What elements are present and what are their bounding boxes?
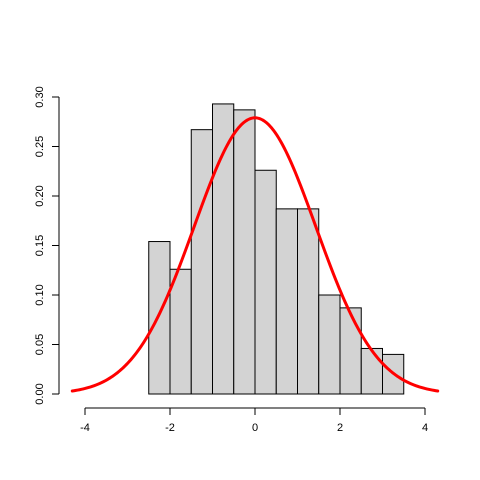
x-axis: -4 -2 0 2 4 <box>80 407 428 434</box>
x-tick-label: -2 <box>165 422 175 434</box>
histogram-bar <box>254 169 277 395</box>
histogram-bar <box>169 268 192 395</box>
histogram-bar <box>339 307 362 395</box>
histogram-bar <box>297 208 320 395</box>
x-tick-label: -4 <box>80 422 90 434</box>
y-tick-label: 0.15 <box>34 235 46 256</box>
histogram-bar <box>233 109 256 395</box>
histogram-bar <box>212 103 235 395</box>
y-tick-label: 0.05 <box>34 334 46 355</box>
y-axis: 0.00 0.05 0.10 0.15 0.20 0.25 0.30 <box>34 86 60 405</box>
x-tick-label: 0 <box>252 422 258 434</box>
y-tick-label: 0.10 <box>34 284 46 305</box>
histogram-bar <box>275 208 298 395</box>
histogram-bar <box>360 347 383 395</box>
x-tick-label: 2 <box>337 422 343 434</box>
y-tick-label: 0.25 <box>34 136 46 157</box>
histogram-bar <box>148 241 171 395</box>
histogram-bars <box>148 103 405 395</box>
normal-density-curve <box>70 116 440 393</box>
y-tick-label: 0.00 <box>34 383 46 404</box>
histogram-bar <box>190 129 213 395</box>
x-tick-label: 4 <box>422 422 428 434</box>
density-curve-layer <box>70 116 440 393</box>
histogram-bar <box>318 294 341 395</box>
y-tick-label: 0.20 <box>34 185 46 206</box>
y-tick-label: 0.30 <box>34 86 46 107</box>
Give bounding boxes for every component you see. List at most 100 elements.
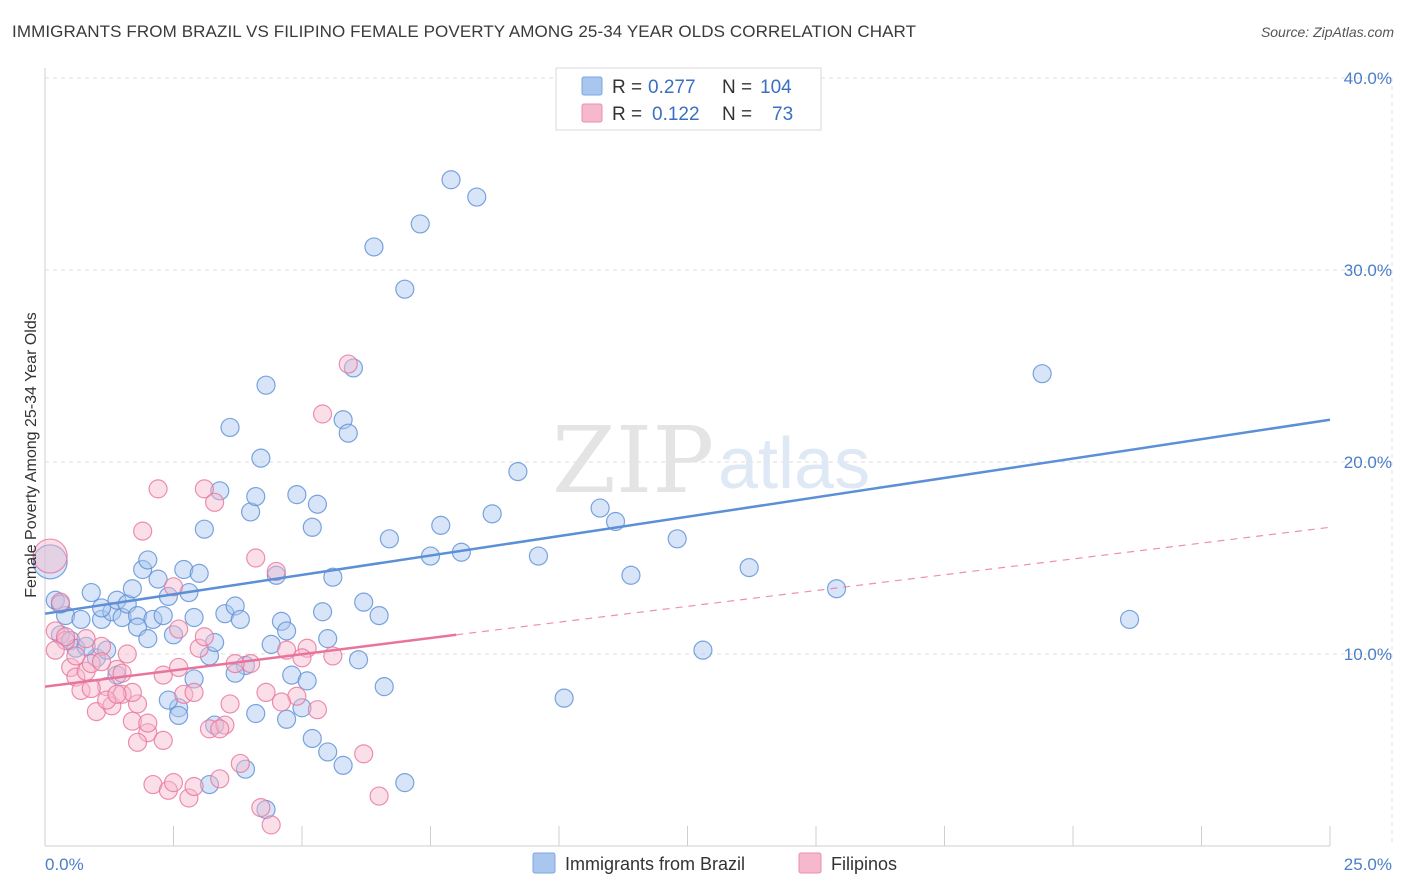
brazil-point-31 <box>205 715 225 735</box>
brazil-point-28 <box>189 563 209 583</box>
filipino-point-67 <box>45 640 65 660</box>
filipino-point-69 <box>91 652 112 672</box>
tick-labels: 10.0% 20.0% 30.0% 40.0% 0.0% 25.0% <box>45 69 1392 874</box>
filipino-point-40 <box>261 815 281 835</box>
filipino-point-34 <box>215 715 235 735</box>
brazil-point-38 <box>241 502 261 522</box>
brazil-point-15 <box>122 579 142 599</box>
filipino-point-29 <box>189 638 209 658</box>
brazil-point-29 <box>194 519 214 539</box>
brazil-point-18 <box>138 550 158 570</box>
filipino-point-49 <box>354 744 374 764</box>
brazil-point-19 <box>143 609 163 630</box>
filipino-point-4 <box>61 657 81 678</box>
brazil-point-51 <box>307 494 328 514</box>
filipino-point-39 <box>256 682 276 703</box>
y-tick-label-2: 30.0% <box>1344 261 1392 280</box>
legend-n-value-filipinos: 73 <box>772 104 793 125</box>
filipino-point-71 <box>127 732 148 752</box>
brazil-point-39 <box>246 486 266 507</box>
data-points <box>32 170 1140 835</box>
brazil-point-60 <box>369 605 389 626</box>
brazil-point-103 <box>348 650 369 670</box>
filipino-point-16 <box>122 711 142 731</box>
brazil-point-50 <box>302 517 322 537</box>
bottom-legend-swatch-brazil <box>532 852 556 874</box>
trend-lines <box>44 418 1331 688</box>
brazil-point-49 <box>297 671 317 691</box>
filipino-point-15 <box>117 644 137 664</box>
bottom-legend-label-brazil: Immigrants from Brazil <box>565 854 745 874</box>
brazil-point-40 <box>251 448 271 468</box>
filipino-point-38 <box>246 548 266 568</box>
brazil-point-92 <box>184 669 204 689</box>
legend-swatch-filipinos <box>581 103 603 123</box>
brazil-point-59 <box>364 237 384 257</box>
brazil-point-56 <box>338 423 358 443</box>
brazil-point-93 <box>225 663 245 683</box>
brazil-point-83 <box>199 774 220 795</box>
brazil-point-86 <box>318 742 338 762</box>
filipino-point-57 <box>138 713 158 733</box>
filipino-point-36 <box>230 753 250 774</box>
brazil-point-82 <box>169 705 189 726</box>
brazil-point-9 <box>91 609 112 630</box>
watermark: ZIP atlas <box>552 407 870 514</box>
filipino-point-10 <box>91 636 112 656</box>
legend-r-value-brazil: 0.277 <box>648 77 696 98</box>
brazil-point-34 <box>220 417 240 438</box>
brazil-point-66 <box>441 170 461 190</box>
brazil-point-95 <box>138 629 158 649</box>
filipino-point-18 <box>133 521 153 541</box>
legend-n-value-brazil: 104 <box>760 77 792 98</box>
filipino-point-30 <box>194 479 214 499</box>
legend-r-label-filipinos: R = <box>612 104 642 125</box>
y-tick-label-1: 20.0% <box>1344 453 1392 472</box>
brazil-point-68 <box>467 187 487 207</box>
brazil-point-16 <box>127 605 148 626</box>
brazil-point-71 <box>528 546 549 566</box>
brazil-point-80 <box>1032 364 1052 384</box>
brazil-trend-line <box>44 418 1331 615</box>
brazil-point-41 <box>256 375 276 395</box>
filipino-point-32 <box>205 492 225 512</box>
watermark-zip: ZIP <box>552 407 714 514</box>
filipino-point-27 <box>179 788 199 808</box>
filipino-point-1 <box>45 621 65 641</box>
brazil-point-53 <box>318 629 338 649</box>
brazil-point-81 <box>1119 609 1140 630</box>
brazil-point-23 <box>163 625 184 645</box>
brazil-point-72 <box>554 688 574 708</box>
brazil-point-102 <box>91 598 112 618</box>
filipino-point-54 <box>97 690 117 710</box>
filipino-point-62 <box>210 719 230 739</box>
filipino-point-2 <box>50 592 71 612</box>
filipino-point-68 <box>76 629 96 649</box>
brazil-point-48 <box>292 698 312 718</box>
brazil-point-77 <box>693 640 713 660</box>
legend-n-label-brazil: N = <box>722 77 752 98</box>
filipino-point-33 <box>210 769 230 789</box>
brazil-point-58 <box>354 592 374 612</box>
brazil-point-20 <box>148 569 168 589</box>
chart-title: IMMIGRANTS FROM BRAZIL VS FILIPINO FEMAL… <box>12 22 917 41</box>
filipino-point-45 <box>307 700 328 720</box>
filipino-point-55 <box>112 663 132 683</box>
filipino-point-59 <box>169 657 189 678</box>
brazil-point-47 <box>287 485 307 505</box>
brazil-point-6 <box>71 609 91 630</box>
brazil-point-70 <box>508 462 528 482</box>
filipino-point-51 <box>55 627 76 647</box>
brazil-point-75 <box>621 565 641 585</box>
watermark-atlas: atlas <box>718 424 870 504</box>
legend-n-label-filipinos: N = <box>722 104 752 125</box>
filipino-point-70 <box>107 684 127 704</box>
filipino-point-65 <box>271 692 292 712</box>
filipino-point-31 <box>199 719 220 739</box>
filipino-point-72 <box>163 773 184 793</box>
y-tick-label-3: 40.0% <box>1344 69 1392 88</box>
brazil-point-63 <box>410 214 430 234</box>
brazil-point-54 <box>323 567 343 587</box>
filipino-point-24 <box>163 577 184 597</box>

++++

■ **Stated problem**
Print every line of the entries above word for word, leaving out the pictures.

■ **Result for this exercise**
What elements are present and what are their bounding boxes?
x-axis: -4 -2 0 2 4 <box>80 407 428 434</box>
x-tick-label: -2 <box>165 422 175 434</box>
histogram-bar <box>254 169 277 395</box>
histogram-bar <box>169 268 192 395</box>
histogram-bar <box>339 307 362 395</box>
histogram-bar <box>297 208 320 395</box>
x-tick-label: -4 <box>80 422 90 434</box>
y-tick-label: 0.15 <box>34 235 46 256</box>
histogram-bar <box>233 109 256 395</box>
histogram-bar <box>212 103 235 395</box>
y-tick-label: 0.05 <box>34 334 46 355</box>
y-axis: 0.00 0.05 0.10 0.15 0.20 0.25 0.30 <box>34 86 60 405</box>
x-tick-label: 0 <box>252 422 258 434</box>
y-tick-label: 0.10 <box>34 284 46 305</box>
histogram-bar <box>275 208 298 395</box>
histogram-bar <box>360 347 383 395</box>
x-tick-label: 2 <box>337 422 343 434</box>
y-tick-label: 0.25 <box>34 136 46 157</box>
histogram-bar <box>148 241 171 395</box>
histogram-bars <box>148 103 405 395</box>
normal-density-curve <box>70 116 440 393</box>
y-tick-label: 0.00 <box>34 383 46 404</box>
histogram-bar <box>190 129 213 395</box>
x-tick-label: 4 <box>422 422 428 434</box>
density-curve-layer <box>70 116 440 393</box>
histogram-bar <box>318 294 341 395</box>
y-tick-label: 0.20 <box>34 185 46 206</box>
y-tick-label: 0.30 <box>34 86 46 107</box>
Give bounding boxes for every component you see. List at most 100 elements.
brazil-point-31 <box>205 715 225 735</box>
brazil-point-28 <box>189 563 209 583</box>
filipino-point-67 <box>45 640 65 660</box>
filipino-point-69 <box>91 652 112 672</box>
tick-labels: 10.0% 20.0% 30.0% 40.0% 0.0% 25.0% <box>45 69 1392 874</box>
filipino-point-40 <box>261 815 281 835</box>
filipino-point-34 <box>215 715 235 735</box>
brazil-point-38 <box>241 502 261 522</box>
brazil-point-15 <box>122 579 142 599</box>
filipino-point-29 <box>189 638 209 658</box>
brazil-point-29 <box>194 519 214 539</box>
brazil-point-18 <box>138 550 158 570</box>
filipino-point-49 <box>354 744 374 764</box>
brazil-point-19 <box>143 609 163 630</box>
filipino-point-4 <box>61 657 81 678</box>
brazil-point-51 <box>307 494 328 514</box>
filipino-point-39 <box>256 682 276 703</box>
y-tick-label-2: 30.0% <box>1344 261 1392 280</box>
legend-n-value-filipinos: 73 <box>772 104 793 125</box>
filipino-point-71 <box>127 732 148 752</box>
brazil-point-39 <box>246 486 266 507</box>
data-points <box>32 170 1140 835</box>
brazil-point-60 <box>369 605 389 626</box>
brazil-point-103 <box>348 650 369 670</box>
filipino-point-16 <box>122 711 142 731</box>
brazil-point-50 <box>302 517 322 537</box>
bottom-legend-swatch-brazil <box>532 852 556 874</box>
trend-lines <box>44 418 1331 688</box>
brazil-point-49 <box>297 671 317 691</box>
filipino-point-15 <box>117 644 137 664</box>
bottom-legend-label-brazil: Immigrants from Brazil <box>565 854 745 874</box>
brazil-point-40 <box>251 448 271 468</box>
filipino-point-38 <box>246 548 266 568</box>
brazil-point-92 <box>184 669 204 689</box>
legend-swatch-filipinos <box>581 103 603 123</box>
brazil-point-59 <box>364 237 384 257</box>
brazil-point-56 <box>338 423 358 443</box>
brazil-point-93 <box>225 663 245 683</box>
brazil-point-83 <box>199 774 220 795</box>
brazil-point-86 <box>318 742 338 762</box>
filipino-point-57 <box>138 713 158 733</box>
filipino-point-36 <box>230 753 250 774</box>
brazil-point-82 <box>169 705 189 726</box>
brazil-point-9 <box>91 609 112 630</box>
watermark: ZIP atlas <box>552 407 870 514</box>
filipino-point-10 <box>91 636 112 656</box>
legend-r-value-brazil: 0.277 <box>648 77 696 98</box>
brazil-point-34 <box>220 417 240 438</box>
brazil-point-66 <box>441 170 461 190</box>
brazil-point-95 <box>138 629 158 649</box>
filipino-point-18 <box>133 521 153 541</box>
legend-n-value-brazil: 104 <box>760 77 792 98</box>
filipino-point-30 <box>194 479 214 499</box>
legend-r-label-filipinos: R = <box>612 104 642 125</box>
y-tick-label-1: 20.0% <box>1344 453 1392 472</box>
brazil-point-68 <box>467 187 487 207</box>
brazil-point-16 <box>127 605 148 626</box>
brazil-point-71 <box>528 546 549 566</box>
brazil-point-80 <box>1032 364 1052 384</box>
brazil-trend-line <box>44 418 1331 615</box>
brazil-point-41 <box>256 375 276 395</box>
filipino-point-32 <box>205 492 225 512</box>
watermark-zip: ZIP <box>552 407 714 514</box>
filipino-point-27 <box>179 788 199 808</box>
filipino-point-1 <box>45 621 65 641</box>
brazil-point-53 <box>318 629 338 649</box>
brazil-point-81 <box>1119 609 1140 630</box>
brazil-point-23 <box>163 625 184 645</box>
brazil-point-72 <box>554 688 574 708</box>
brazil-point-102 <box>91 598 112 618</box>
filipino-point-54 <box>97 690 117 710</box>
filipino-point-62 <box>210 719 230 739</box>
filipino-point-2 <box>50 592 71 612</box>
filipino-point-68 <box>76 629 96 649</box>
brazil-point-48 <box>292 698 312 718</box>
brazil-point-77 <box>693 640 713 660</box>
legend-n-label-brazil: N = <box>722 77 752 98</box>
filipino-point-33 <box>210 769 230 789</box>
brazil-point-58 <box>354 592 374 612</box>
brazil-point-20 <box>148 569 168 589</box>
chart-title: IMMIGRANTS FROM BRAZIL VS FILIPINO FEMAL… <box>12 22 917 41</box>
filipino-point-45 <box>307 700 328 720</box>
filipino-point-55 <box>112 663 132 683</box>
filipino-point-59 <box>169 657 189 678</box>
brazil-point-47 <box>287 485 307 505</box>
brazil-point-6 <box>71 609 91 630</box>
brazil-point-70 <box>508 462 528 482</box>
filipino-point-51 <box>55 627 76 647</box>
brazil-point-75 <box>621 565 641 585</box>
watermark-atlas: atlas <box>718 424 870 504</box>
legend-n-label-filipinos: N = <box>722 104 752 125</box>
filipino-point-70 <box>107 684 127 704</box>
filipino-point-65 <box>271 692 292 712</box>
filipino-point-31 <box>199 719 220 739</box>
filipino-point-72 <box>163 773 184 793</box>
y-tick-label-3: 40.0% <box>1344 69 1392 88</box>
brazil-point-63 <box>410 214 430 234</box>
brazil-point-54 <box>323 567 343 587</box>
filipino-point-24 <box>163 577 184 597</box>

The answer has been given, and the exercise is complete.